··· SOURCE MATERIAL ···

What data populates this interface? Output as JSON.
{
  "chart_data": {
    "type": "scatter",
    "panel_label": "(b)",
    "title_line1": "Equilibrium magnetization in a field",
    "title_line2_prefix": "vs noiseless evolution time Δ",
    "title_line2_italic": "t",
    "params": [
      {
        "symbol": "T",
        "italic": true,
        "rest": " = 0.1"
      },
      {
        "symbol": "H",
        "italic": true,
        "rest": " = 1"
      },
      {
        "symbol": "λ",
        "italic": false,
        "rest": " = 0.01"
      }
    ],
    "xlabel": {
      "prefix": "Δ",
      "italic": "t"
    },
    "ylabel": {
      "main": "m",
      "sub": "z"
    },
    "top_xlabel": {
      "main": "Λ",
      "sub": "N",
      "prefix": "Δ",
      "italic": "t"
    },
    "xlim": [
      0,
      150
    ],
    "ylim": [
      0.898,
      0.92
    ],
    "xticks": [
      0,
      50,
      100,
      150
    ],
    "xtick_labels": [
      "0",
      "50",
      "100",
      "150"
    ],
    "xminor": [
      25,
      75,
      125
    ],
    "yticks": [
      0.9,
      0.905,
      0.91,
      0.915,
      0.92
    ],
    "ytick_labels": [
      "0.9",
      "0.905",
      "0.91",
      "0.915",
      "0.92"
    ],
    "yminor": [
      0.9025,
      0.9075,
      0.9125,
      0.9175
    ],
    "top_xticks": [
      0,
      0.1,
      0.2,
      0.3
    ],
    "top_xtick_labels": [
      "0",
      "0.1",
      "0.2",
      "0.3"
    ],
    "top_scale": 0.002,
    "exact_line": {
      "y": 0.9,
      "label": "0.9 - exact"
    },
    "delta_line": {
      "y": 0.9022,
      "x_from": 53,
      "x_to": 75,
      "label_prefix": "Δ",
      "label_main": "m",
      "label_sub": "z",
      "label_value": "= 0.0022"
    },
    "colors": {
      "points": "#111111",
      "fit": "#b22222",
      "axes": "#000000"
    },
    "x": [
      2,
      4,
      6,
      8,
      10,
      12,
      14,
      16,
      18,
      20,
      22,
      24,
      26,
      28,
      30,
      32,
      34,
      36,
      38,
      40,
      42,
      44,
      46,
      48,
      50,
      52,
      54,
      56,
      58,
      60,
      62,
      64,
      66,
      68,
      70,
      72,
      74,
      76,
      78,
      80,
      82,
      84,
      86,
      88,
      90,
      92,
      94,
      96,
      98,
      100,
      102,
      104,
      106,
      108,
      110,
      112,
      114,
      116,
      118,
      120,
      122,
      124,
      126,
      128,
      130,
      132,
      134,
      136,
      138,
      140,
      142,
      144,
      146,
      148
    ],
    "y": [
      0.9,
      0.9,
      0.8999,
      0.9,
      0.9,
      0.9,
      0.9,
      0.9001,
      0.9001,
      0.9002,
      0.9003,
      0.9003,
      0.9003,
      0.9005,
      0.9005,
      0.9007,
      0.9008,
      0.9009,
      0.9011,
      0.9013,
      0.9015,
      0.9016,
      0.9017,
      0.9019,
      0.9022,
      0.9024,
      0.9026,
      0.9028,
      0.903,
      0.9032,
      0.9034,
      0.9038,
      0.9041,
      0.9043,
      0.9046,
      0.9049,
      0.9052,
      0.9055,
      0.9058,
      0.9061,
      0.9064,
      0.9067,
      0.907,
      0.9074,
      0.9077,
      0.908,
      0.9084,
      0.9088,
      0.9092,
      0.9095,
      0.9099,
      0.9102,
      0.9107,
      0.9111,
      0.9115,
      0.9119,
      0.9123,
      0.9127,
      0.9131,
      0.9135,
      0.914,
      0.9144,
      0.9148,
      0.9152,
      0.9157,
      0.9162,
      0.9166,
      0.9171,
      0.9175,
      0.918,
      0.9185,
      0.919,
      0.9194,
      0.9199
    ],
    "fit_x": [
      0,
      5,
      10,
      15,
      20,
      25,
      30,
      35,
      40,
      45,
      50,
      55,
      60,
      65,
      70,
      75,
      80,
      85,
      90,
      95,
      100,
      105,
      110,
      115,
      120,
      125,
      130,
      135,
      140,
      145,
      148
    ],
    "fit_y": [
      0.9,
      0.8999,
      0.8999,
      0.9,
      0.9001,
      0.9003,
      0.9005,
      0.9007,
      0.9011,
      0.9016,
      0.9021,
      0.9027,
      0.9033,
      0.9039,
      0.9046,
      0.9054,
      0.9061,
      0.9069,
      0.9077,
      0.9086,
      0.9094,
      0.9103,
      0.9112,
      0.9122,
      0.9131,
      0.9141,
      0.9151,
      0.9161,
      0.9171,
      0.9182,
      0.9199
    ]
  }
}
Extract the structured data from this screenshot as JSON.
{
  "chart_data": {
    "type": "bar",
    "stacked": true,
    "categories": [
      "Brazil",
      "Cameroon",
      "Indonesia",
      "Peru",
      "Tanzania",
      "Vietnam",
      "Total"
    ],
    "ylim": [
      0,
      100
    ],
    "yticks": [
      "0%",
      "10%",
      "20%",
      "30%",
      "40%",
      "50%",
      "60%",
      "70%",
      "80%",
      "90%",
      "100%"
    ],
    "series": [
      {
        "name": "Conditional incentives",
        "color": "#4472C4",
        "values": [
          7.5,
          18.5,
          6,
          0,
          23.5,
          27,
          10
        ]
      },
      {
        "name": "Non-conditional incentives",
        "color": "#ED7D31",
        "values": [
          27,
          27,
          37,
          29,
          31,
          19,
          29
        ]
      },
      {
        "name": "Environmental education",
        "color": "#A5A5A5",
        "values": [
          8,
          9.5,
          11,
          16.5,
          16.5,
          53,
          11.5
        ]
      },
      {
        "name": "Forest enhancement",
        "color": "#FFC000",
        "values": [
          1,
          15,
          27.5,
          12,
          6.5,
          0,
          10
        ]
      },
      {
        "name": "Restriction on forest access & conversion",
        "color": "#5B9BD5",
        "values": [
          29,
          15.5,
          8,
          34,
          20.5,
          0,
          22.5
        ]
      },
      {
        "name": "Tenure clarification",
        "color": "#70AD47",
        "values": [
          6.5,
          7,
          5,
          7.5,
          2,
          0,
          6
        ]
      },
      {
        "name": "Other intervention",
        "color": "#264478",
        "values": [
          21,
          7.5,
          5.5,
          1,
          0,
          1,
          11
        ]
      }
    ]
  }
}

···

REQUIRED TASK -> Set out the complete listing exactly as shown.

EXPECTED ANSWER ->
What data populates this interface? Output as JSON.
{
  "chart_data": {
    "type": "scatter",
    "panel_label": "(b)",
    "title_line1": "Equilibrium magnetization in a field",
    "title_line2_prefix": "vs noiseless evolution time Δ",
    "title_line2_italic": "t",
    "params": [
      {
        "symbol": "T",
        "italic": true,
        "rest": " = 0.1"
      },
      {
        "symbol": "H",
        "italic": true,
        "rest": " = 1"
      },
      {
        "symbol": "λ",
        "italic": false,
        "rest": " = 0.01"
      }
    ],
    "xlabel": {
      "prefix": "Δ",
      "italic": "t"
    },
    "ylabel": {
      "main": "m",
      "sub": "z"
    },
    "top_xlabel": {
      "main": "Λ",
      "sub": "N",
      "prefix": "Δ",
      "italic": "t"
    },
    "xlim": [
      0,
      150
    ],
    "ylim": [
      0.898,
      0.92
    ],
    "xticks": [
      0,
      50,
      100,
      150
    ],
    "xtick_labels": [
      "0",
      "50",
      "100",
      "150"
    ],
    "xminor": [
      25,
      75,
      125
    ],
    "yticks": [
      0.9,
      0.905,
      0.91,
      0.915,
      0.92
    ],
    "ytick_labels": [
      "0.9",
      "0.905",
      "0.91",
      "0.915",
      "0.92"
    ],
    "yminor": [
      0.9025,
      0.9075,
      0.9125,
      0.9175
    ],
    "top_xticks": [
      0,
      0.1,
      0.2,
      0.3
    ],
    "top_xtick_labels": [
      "0",
      "0.1",
      "0.2",
      "0.3"
    ],
    "top_scale": 0.002,
    "exact_line": {
      "y": 0.9,
      "label": "0.9 - exact"
    },
    "delta_line": {
      "y": 0.9022,
      "x_from": 53,
      "x_to": 75,
      "label_prefix": "Δ",
      "label_main": "m",
      "label_sub": "z",
      "label_value": "= 0.0022"
    },
    "colors": {
      "points": "#111111",
      "fit": "#b22222",
      "axes": "#000000"
    },
    "x": [
      2,
      4,
      6,
      8,
      10,
      12,
      14,
      16,
      18,
      20,
      22,
      24,
      26,
      28,
      30,
      32,
      34,
      36,
      38,
      40,
      42,
      44,
      46,
      48,
      50,
      52,
      54,
      56,
      58,
      60,
      62,
      64,
      66,
      68,
      70,
      72,
      74,
      76,
      78,
      80,
      82,
      84,
      86,
      88,
      90,
      92,
      94,
      96,
      98,
      100,
      102,
      104,
      106,
      108,
      110,
      112,
      114,
      116,
      118,
      120,
      122,
      124,
      126,
      128,
      130,
      132,
      134,
      136,
      138,
      140,
      142,
      144,
      146,
      148
    ],
    "y": [
      0.9,
      0.9,
      0.8999,
      0.9,
      0.9,
      0.9,
      0.9,
      0.9001,
      0.9001,
      0.9002,
      0.9003,
      0.9003,
      0.9003,
      0.9005,
      0.9005,
      0.9007,
      0.9008,
      0.9009,
      0.9011,
      0.9013,
      0.9015,
      0.9016,
      0.9017,
      0.9019,
      0.9022,
      0.9024,
      0.9026,
      0.9028,
      0.903,
      0.9032,
      0.9034,
      0.9038,
      0.9041,
      0.9043,
      0.9046,
      0.9049,
      0.9052,
      0.9055,
      0.9058,
      0.9061,
      0.9064,
      0.9067,
      0.907,
      0.9074,
      0.9077,
      0.908,
      0.9084,
      0.9088,
      0.9092,
      0.9095,
      0.9099,
      0.9102,
      0.9107,
      0.9111,
      0.9115,
      0.9119,
      0.9123,
      0.9127,
      0.9131,
      0.9135,
      0.914,
      0.9144,
      0.9148,
      0.9152,
      0.9157,
      0.9162,
      0.9166,
      0.9171,
      0.9175,
      0.918,
      0.9185,
      0.919,
      0.9194,
      0.9199
    ],
    "fit_x": [
      0,
      5,
      10,
      15,
      20,
      25,
      30,
      35,
      40,
      45,
      50,
      55,
      60,
      65,
      70,
      75,
      80,
      85,
      90,
      95,
      100,
      105,
      110,
      115,
      120,
      125,
      130,
      135,
      140,
      145,
      148
    ],
    "fit_y": [
      0.9,
      0.8999,
      0.8999,
      0.9,
      0.9001,
      0.9003,
      0.9005,
      0.9007,
      0.9011,
      0.9016,
      0.9021,
      0.9027,
      0.9033,
      0.9039,
      0.9046,
      0.9054,
      0.9061,
      0.9069,
      0.9077,
      0.9086,
      0.9094,
      0.9103,
      0.9112,
      0.9122,
      0.9131,
      0.9141,
      0.9151,
      0.9161,
      0.9171,
      0.9182,
      0.9199
    ]
  }
}
Extract the structured data from this screenshot as JSON.
{
  "chart_data": {
    "type": "bar",
    "stacked": true,
    "categories": [
      "Brazil",
      "Cameroon",
      "Indonesia",
      "Peru",
      "Tanzania",
      "Vietnam",
      "Total"
    ],
    "ylim": [
      0,
      100
    ],
    "yticks": [
      "0%",
      "10%",
      "20%",
      "30%",
      "40%",
      "50%",
      "60%",
      "70%",
      "80%",
      "90%",
      "100%"
    ],
    "series": [
      {
        "name": "Conditional incentives",
        "color": "#4472C4",
        "values": [
          7.5,
          18.5,
          6,
          0,
          23.5,
          27,
          10
        ]
      },
      {
        "name": "Non-conditional incentives",
        "color": "#ED7D31",
        "values": [
          27,
          27,
          37,
          29,
          31,
          19,
          29
        ]
      },
      {
        "name": "Environmental education",
        "color": "#A5A5A5",
        "values": [
          8,
          9.5,
          11,
          16.5,
          16.5,
          53,
          11.5
        ]
      },
      {
        "name": "Forest enhancement",
        "color": "#FFC000",
        "values": [
          1,
          15,
          27.5,
          12,
          6.5,
          0,
          10
        ]
      },
      {
        "name": "Restriction on forest access & conversion",
        "color": "#5B9BD5",
        "values": [
          29,
          15.5,
          8,
          34,
          20.5,
          0,
          22.5
        ]
      },
      {
        "name": "Tenure clarification",
        "color": "#70AD47",
        "values": [
          6.5,
          7,
          5,
          7.5,
          2,
          0,
          6
        ]
      },
      {
        "name": "Other intervention",
        "color": "#264478",
        "values": [
          21,
          7.5,
          5.5,
          1,
          0,
          1,
          11
        ]
      }
    ]
  }
}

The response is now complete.